**Problem requirements:**
Find each line with the word "Moonlight" and copy it.

**Source data:**
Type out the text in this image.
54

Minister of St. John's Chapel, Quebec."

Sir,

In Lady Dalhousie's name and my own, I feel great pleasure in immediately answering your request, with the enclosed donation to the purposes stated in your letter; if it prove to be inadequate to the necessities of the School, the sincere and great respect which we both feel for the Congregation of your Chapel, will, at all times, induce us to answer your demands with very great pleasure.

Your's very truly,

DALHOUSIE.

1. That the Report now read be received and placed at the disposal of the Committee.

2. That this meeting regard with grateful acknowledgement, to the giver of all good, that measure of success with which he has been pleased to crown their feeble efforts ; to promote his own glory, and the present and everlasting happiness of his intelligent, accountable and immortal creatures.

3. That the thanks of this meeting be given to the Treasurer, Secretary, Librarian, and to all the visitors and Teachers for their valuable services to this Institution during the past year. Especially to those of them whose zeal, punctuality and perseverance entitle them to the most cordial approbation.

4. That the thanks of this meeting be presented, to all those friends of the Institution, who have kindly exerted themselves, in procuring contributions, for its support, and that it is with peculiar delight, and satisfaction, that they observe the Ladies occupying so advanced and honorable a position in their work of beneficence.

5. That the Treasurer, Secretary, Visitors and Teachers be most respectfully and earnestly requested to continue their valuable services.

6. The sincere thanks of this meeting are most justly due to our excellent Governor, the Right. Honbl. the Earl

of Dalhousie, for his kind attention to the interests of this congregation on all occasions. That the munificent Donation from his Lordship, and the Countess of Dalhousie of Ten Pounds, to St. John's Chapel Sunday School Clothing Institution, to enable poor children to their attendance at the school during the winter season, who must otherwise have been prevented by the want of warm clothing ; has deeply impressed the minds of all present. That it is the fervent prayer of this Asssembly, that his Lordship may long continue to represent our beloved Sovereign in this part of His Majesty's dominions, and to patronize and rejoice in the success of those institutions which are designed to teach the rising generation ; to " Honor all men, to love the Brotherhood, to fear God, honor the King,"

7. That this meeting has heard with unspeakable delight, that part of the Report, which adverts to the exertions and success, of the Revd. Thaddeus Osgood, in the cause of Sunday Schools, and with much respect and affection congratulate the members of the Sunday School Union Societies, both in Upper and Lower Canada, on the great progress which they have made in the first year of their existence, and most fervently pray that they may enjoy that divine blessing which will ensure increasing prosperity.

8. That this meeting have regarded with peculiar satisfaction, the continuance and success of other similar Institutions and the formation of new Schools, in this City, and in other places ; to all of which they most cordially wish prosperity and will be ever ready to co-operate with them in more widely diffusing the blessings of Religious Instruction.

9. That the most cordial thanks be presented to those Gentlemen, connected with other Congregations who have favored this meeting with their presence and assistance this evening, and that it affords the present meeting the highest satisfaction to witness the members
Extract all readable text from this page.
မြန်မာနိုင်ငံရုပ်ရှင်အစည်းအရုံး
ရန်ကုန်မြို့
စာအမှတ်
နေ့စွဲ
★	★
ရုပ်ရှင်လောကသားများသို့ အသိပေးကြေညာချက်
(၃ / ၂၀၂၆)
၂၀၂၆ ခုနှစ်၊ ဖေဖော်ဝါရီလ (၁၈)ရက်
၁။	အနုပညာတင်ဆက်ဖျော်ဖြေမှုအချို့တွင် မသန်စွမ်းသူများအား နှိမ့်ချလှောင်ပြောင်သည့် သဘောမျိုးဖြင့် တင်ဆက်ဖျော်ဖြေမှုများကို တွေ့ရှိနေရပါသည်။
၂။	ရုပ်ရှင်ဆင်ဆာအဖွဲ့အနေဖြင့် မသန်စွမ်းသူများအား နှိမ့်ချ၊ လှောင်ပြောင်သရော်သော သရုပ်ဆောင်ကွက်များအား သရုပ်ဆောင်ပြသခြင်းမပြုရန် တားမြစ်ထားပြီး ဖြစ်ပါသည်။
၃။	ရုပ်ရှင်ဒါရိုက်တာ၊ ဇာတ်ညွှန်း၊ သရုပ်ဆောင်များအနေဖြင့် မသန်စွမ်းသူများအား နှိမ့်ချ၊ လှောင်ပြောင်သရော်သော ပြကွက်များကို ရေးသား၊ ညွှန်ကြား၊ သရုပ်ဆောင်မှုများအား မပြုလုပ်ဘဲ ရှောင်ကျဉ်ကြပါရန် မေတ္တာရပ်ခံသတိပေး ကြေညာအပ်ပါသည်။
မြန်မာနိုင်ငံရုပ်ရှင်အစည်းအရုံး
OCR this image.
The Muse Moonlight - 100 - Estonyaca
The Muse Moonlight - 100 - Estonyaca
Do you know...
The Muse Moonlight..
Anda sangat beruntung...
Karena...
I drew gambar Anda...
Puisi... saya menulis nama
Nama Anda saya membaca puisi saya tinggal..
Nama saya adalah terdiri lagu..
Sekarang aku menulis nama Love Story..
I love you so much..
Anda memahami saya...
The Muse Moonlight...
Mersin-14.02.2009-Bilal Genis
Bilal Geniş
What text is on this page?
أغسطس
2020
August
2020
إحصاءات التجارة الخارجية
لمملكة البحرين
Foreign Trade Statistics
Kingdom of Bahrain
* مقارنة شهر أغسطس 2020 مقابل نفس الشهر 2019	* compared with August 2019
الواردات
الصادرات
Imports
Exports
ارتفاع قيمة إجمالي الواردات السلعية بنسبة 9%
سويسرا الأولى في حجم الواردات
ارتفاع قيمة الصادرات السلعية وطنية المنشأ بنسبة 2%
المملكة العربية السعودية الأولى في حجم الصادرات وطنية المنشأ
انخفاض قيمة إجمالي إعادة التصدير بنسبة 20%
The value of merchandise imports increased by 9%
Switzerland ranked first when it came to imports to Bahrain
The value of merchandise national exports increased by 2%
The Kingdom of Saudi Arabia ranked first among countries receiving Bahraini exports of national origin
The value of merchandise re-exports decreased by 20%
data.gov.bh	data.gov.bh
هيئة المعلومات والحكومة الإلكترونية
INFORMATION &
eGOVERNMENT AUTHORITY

**The output:**
The Muse Moonlight - 100 - Estonyaca
The Muse Moonlight - 100 - Estonyaca
The Muse Moonlight..
The Muse Moonlight...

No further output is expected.